Copy every line in which the string "forecast" occurs.

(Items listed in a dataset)
◇ ◇ ◇ ◇ ◇

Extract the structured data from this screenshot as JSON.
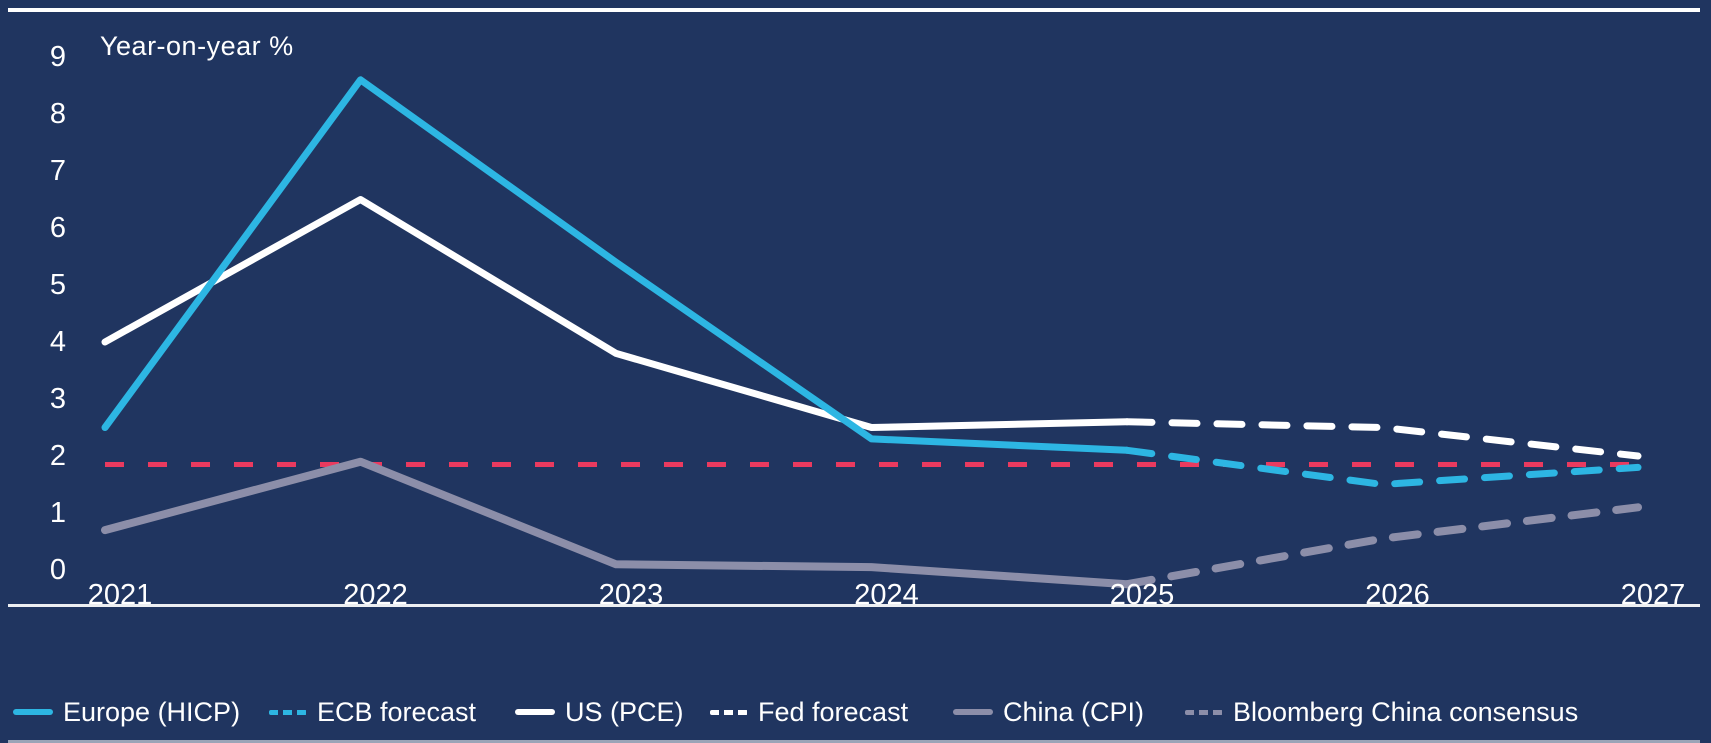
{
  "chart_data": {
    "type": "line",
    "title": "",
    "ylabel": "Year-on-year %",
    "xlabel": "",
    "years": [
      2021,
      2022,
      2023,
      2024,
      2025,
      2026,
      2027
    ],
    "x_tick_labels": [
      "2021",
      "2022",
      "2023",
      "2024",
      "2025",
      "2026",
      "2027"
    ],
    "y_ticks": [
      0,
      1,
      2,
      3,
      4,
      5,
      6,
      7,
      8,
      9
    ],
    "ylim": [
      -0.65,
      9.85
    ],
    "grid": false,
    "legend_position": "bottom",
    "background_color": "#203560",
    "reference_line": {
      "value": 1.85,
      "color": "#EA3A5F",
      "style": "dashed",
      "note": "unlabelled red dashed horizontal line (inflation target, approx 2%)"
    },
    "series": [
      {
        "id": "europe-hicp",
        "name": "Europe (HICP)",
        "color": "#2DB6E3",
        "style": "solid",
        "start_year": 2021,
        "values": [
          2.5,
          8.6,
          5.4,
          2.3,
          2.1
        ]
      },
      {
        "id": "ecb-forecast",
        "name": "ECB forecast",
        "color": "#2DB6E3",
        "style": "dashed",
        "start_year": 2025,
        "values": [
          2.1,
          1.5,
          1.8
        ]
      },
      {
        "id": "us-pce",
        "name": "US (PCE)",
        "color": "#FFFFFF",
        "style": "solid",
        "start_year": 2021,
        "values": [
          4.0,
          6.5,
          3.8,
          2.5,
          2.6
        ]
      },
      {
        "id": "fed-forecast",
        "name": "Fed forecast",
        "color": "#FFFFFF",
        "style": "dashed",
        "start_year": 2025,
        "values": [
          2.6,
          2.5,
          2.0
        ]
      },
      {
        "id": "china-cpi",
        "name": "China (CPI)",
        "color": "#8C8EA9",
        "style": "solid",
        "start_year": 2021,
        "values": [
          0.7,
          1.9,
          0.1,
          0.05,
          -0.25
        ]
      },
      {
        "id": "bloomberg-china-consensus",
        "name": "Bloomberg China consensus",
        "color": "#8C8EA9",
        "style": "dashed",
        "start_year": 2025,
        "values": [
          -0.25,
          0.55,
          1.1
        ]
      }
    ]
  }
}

◇ ◇ ◇ ◇ ◇

* Task output *
        "id": "ecb-forecast",
        "name": "ECB forecast",
        "id": "fed-forecast",
        "name": "Fed forecast",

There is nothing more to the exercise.